**Work instructions**
Can you write out all the entries below again, substituting "speed-point" for every "velocity-point" and leaving everything else unchanged?

**Records for processing**
__________________________________________________

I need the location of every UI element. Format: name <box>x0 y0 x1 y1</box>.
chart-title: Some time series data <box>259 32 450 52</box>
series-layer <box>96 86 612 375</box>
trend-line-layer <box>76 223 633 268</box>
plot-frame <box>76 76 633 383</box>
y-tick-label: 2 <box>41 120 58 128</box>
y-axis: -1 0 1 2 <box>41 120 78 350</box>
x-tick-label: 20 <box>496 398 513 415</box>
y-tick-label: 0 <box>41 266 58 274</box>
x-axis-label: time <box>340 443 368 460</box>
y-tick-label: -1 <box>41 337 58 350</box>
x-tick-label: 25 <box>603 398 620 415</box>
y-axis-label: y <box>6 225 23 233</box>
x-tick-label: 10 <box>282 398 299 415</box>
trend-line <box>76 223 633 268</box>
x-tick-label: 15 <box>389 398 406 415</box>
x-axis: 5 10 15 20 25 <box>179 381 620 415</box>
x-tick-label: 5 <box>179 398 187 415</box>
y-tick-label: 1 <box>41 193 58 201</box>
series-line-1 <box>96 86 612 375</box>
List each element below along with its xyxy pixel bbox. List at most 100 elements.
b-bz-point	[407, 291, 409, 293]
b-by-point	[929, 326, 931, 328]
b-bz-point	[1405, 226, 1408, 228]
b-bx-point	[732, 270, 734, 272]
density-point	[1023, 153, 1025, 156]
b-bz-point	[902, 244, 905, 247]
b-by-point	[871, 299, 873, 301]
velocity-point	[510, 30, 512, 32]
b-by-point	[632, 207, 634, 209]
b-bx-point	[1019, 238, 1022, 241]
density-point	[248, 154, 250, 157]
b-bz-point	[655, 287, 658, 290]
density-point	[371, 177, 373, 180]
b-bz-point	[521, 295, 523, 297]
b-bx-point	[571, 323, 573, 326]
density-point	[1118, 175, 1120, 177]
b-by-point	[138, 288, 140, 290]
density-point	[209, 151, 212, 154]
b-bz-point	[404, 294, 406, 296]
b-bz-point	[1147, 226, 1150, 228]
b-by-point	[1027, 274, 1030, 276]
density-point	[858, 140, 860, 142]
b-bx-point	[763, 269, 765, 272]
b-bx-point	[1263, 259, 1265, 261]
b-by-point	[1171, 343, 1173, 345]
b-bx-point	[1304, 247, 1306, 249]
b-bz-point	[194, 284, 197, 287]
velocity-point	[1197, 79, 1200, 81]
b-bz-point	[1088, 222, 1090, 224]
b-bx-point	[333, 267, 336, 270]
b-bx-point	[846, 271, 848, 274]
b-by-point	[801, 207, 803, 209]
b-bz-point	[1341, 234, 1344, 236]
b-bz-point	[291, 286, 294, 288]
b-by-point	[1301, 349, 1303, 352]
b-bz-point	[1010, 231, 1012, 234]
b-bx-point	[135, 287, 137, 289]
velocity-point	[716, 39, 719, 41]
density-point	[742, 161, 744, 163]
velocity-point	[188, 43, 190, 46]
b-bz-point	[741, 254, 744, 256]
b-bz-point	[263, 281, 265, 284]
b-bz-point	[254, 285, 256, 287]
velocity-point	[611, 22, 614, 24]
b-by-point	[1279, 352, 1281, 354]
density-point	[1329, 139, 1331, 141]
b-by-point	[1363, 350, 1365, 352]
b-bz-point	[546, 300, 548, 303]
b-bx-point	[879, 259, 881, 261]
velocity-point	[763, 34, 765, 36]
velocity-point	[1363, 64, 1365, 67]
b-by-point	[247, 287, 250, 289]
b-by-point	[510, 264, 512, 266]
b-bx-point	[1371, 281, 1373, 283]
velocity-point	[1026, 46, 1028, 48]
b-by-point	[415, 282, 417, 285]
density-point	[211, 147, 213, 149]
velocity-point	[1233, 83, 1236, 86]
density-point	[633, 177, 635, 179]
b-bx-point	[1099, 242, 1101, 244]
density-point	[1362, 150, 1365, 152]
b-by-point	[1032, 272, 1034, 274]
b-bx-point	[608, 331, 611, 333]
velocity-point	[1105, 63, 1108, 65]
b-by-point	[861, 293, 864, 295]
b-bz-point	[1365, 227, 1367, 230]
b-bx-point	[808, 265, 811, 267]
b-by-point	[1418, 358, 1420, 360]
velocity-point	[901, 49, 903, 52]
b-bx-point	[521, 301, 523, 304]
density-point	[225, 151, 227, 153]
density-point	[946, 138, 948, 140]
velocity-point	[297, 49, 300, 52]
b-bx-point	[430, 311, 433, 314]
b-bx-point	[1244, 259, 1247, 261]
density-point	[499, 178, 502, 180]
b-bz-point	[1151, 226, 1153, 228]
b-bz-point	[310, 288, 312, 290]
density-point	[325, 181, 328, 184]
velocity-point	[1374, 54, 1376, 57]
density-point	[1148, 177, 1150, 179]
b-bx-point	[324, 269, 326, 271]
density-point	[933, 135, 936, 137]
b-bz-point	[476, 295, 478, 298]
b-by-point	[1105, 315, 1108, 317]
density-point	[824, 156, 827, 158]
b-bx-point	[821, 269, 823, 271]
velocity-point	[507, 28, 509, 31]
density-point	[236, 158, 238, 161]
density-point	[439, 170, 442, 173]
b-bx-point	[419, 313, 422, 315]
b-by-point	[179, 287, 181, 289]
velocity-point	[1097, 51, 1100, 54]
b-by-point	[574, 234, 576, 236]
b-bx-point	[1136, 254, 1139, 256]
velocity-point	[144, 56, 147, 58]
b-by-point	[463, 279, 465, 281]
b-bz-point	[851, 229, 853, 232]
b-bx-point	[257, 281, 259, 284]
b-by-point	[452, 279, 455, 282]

__________________________________________________

**Answer in full**
I need the location of every UI element. Format: name <box>x0 y0 x1 y1</box>.
chart-title: Some time series data <box>259 32 450 52</box>
series-layer <box>96 86 612 375</box>
trend-line-layer <box>76 223 633 268</box>
plot-frame <box>76 76 633 383</box>
y-tick-label: 2 <box>41 120 58 128</box>
y-axis: -1 0 1 2 <box>41 120 78 350</box>
x-tick-label: 20 <box>496 398 513 415</box>
y-tick-label: 0 <box>41 266 58 274</box>
x-axis-label: time <box>340 443 368 460</box>
y-tick-label: -1 <box>41 337 58 350</box>
x-tick-label: 25 <box>603 398 620 415</box>
y-axis-label: y <box>6 225 23 233</box>
x-tick-label: 10 <box>282 398 299 415</box>
trend-line <box>76 223 633 268</box>
x-tick-label: 15 <box>389 398 406 415</box>
x-axis: 5 10 15 20 25 <box>179 381 620 415</box>
x-tick-label: 5 <box>179 398 187 415</box>
y-tick-label: 1 <box>41 193 58 201</box>
series-line-1 <box>96 86 612 375</box>
List each element below along with its xyxy pixel bbox. List at most 100 elements.
b-bz-point	[407, 291, 409, 293]
b-by-point	[929, 326, 931, 328]
b-bz-point	[1405, 226, 1408, 228]
b-bx-point	[732, 270, 734, 272]
density-point	[1023, 153, 1025, 156]
b-bz-point	[902, 244, 905, 247]
b-by-point	[871, 299, 873, 301]
speed-point	[510, 30, 512, 32]
b-by-point	[632, 207, 634, 209]
b-bx-point	[1019, 238, 1022, 241]
density-point	[248, 154, 250, 157]
b-bz-point	[655, 287, 658, 290]
density-point	[371, 177, 373, 180]
b-bz-point	[521, 295, 523, 297]
b-bx-point	[571, 323, 573, 326]
density-point	[1118, 175, 1120, 177]
b-by-point	[138, 288, 140, 290]
density-point	[209, 151, 212, 154]
b-bz-point	[404, 294, 406, 296]
b-bz-point	[1147, 226, 1150, 228]
b-by-point	[1027, 274, 1030, 276]
density-point	[858, 140, 860, 142]
b-bx-point	[763, 269, 765, 272]
b-bx-point	[1263, 259, 1265, 261]
b-by-point	[1171, 343, 1173, 345]
b-bx-point	[1304, 247, 1306, 249]
b-bz-point	[194, 284, 197, 287]
speed-point	[1197, 79, 1200, 81]
b-bz-point	[1088, 222, 1090, 224]
b-bx-point	[333, 267, 336, 270]
b-bx-point	[846, 271, 848, 274]
b-by-point	[801, 207, 803, 209]
b-bz-point	[1341, 234, 1344, 236]
b-bz-point	[291, 286, 294, 288]
b-by-point	[1301, 349, 1303, 352]
b-bz-point	[1010, 231, 1012, 234]
b-bx-point	[135, 287, 137, 289]
speed-point	[716, 39, 719, 41]
density-point	[742, 161, 744, 163]
speed-point	[188, 43, 190, 46]
b-bz-point	[741, 254, 744, 256]
b-bz-point	[263, 281, 265, 284]
b-bz-point	[254, 285, 256, 287]
speed-point	[611, 22, 614, 24]
b-by-point	[1279, 352, 1281, 354]
density-point	[1329, 139, 1331, 141]
b-by-point	[1363, 350, 1365, 352]
b-bz-point	[546, 300, 548, 303]
b-bx-point	[879, 259, 881, 261]
speed-point	[763, 34, 765, 36]
speed-point	[1363, 64, 1365, 67]
b-by-point	[247, 287, 250, 289]
b-by-point	[510, 264, 512, 266]
b-bx-point	[1371, 281, 1373, 283]
speed-point	[1026, 46, 1028, 48]
b-by-point	[415, 282, 417, 285]
density-point	[211, 147, 213, 149]
speed-point	[1233, 83, 1236, 86]
density-point	[633, 177, 635, 179]
b-bx-point	[1099, 242, 1101, 244]
density-point	[1362, 150, 1365, 152]
b-by-point	[1032, 272, 1034, 274]
b-bx-point	[608, 331, 611, 333]
speed-point	[1105, 63, 1108, 65]
b-by-point	[861, 293, 864, 295]
b-bz-point	[1365, 227, 1367, 230]
b-bx-point	[808, 265, 811, 267]
b-by-point	[1418, 358, 1420, 360]
speed-point	[901, 49, 903, 52]
b-bx-point	[521, 301, 523, 304]
density-point	[225, 151, 227, 153]
density-point	[946, 138, 948, 140]
speed-point	[297, 49, 300, 52]
b-bx-point	[430, 311, 433, 314]
b-bx-point	[1244, 259, 1247, 261]
density-point	[499, 178, 502, 180]
b-bz-point	[1151, 226, 1153, 228]
b-bz-point	[310, 288, 312, 290]
density-point	[325, 181, 328, 184]
speed-point	[1374, 54, 1376, 57]
density-point	[1148, 177, 1150, 179]
b-bx-point	[324, 269, 326, 271]
density-point	[933, 135, 936, 137]
b-bz-point	[476, 295, 478, 298]
b-by-point	[1105, 315, 1108, 317]
density-point	[824, 156, 827, 158]
b-bx-point	[821, 269, 823, 271]
speed-point	[507, 28, 509, 31]
density-point	[236, 158, 238, 161]
density-point	[439, 170, 442, 173]
b-bx-point	[419, 313, 422, 315]
b-by-point	[179, 287, 181, 289]
speed-point	[1097, 51, 1100, 54]
b-by-point	[574, 234, 576, 236]
b-bx-point	[1136, 254, 1139, 256]
speed-point	[144, 56, 147, 58]
b-by-point	[463, 279, 465, 281]
b-bz-point	[851, 229, 853, 232]
b-bx-point	[257, 281, 259, 284]
b-by-point	[452, 279, 455, 282]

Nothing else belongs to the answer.